##### Working data #####
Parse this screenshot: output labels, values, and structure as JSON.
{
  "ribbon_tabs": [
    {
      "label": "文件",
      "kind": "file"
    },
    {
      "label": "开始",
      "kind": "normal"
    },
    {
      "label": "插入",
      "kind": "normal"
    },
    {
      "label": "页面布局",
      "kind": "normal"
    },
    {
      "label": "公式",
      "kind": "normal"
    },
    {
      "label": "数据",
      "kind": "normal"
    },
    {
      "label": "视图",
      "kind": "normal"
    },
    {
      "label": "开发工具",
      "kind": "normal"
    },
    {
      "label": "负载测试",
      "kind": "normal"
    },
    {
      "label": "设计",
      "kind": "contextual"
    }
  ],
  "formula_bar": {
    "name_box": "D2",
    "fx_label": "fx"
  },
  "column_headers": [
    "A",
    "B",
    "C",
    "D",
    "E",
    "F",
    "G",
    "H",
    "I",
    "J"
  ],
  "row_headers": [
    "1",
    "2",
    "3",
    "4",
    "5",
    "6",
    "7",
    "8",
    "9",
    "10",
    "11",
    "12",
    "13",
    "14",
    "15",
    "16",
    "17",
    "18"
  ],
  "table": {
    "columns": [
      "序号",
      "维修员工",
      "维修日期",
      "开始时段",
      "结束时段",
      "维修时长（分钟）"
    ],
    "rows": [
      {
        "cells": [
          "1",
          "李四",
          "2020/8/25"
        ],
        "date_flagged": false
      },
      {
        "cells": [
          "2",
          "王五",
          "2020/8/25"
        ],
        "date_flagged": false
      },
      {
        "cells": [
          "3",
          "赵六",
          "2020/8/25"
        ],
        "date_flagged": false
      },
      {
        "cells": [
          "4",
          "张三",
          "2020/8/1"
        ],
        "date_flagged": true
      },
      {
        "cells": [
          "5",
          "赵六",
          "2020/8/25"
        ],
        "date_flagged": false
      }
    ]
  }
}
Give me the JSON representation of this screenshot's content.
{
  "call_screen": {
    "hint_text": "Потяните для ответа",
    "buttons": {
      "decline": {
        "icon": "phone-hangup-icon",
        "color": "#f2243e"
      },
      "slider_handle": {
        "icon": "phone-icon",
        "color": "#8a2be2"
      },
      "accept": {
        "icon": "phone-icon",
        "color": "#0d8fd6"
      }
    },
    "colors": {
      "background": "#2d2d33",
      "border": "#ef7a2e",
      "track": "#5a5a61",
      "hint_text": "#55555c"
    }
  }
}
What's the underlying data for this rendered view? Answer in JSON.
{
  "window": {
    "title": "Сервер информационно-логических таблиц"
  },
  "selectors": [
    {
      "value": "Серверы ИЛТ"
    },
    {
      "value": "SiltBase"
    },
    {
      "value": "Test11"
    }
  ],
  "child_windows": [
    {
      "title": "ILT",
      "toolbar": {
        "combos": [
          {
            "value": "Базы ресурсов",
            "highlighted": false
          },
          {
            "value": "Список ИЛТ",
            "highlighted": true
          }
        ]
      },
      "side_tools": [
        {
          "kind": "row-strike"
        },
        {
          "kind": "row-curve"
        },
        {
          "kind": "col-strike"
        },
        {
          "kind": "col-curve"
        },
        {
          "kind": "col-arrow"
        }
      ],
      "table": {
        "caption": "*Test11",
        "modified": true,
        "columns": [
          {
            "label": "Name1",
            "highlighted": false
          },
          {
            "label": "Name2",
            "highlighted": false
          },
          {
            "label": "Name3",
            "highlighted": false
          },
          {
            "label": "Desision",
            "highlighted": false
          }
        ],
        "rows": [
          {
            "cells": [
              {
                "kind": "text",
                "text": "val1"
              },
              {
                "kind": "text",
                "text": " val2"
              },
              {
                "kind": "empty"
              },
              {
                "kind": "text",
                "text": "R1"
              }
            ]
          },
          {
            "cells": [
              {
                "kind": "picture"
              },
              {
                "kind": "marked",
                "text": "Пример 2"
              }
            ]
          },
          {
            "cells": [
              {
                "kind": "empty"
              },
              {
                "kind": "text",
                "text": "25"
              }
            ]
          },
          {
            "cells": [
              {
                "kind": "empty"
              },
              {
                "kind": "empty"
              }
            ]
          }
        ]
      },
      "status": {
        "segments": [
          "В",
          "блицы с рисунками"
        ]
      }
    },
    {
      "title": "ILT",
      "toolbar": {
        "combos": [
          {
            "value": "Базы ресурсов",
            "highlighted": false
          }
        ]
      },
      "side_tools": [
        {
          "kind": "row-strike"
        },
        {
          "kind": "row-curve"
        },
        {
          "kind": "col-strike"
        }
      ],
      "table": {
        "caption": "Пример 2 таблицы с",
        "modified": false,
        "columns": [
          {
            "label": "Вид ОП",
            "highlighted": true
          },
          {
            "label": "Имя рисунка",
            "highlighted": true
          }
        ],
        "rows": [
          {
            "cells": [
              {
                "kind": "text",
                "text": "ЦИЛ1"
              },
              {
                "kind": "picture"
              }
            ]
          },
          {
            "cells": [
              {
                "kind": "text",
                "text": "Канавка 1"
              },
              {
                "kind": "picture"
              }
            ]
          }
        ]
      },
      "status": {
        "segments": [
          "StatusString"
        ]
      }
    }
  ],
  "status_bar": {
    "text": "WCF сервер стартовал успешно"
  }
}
#####
- Task to complete -
Extract every line that has the string "JSON" in it.

- Finished task -
Parse this screenshot: output labels, values, and structure as JSON.
Give me the JSON representation of this screenshot's content.
What's the underlying data for this rendered view? Answer in JSON.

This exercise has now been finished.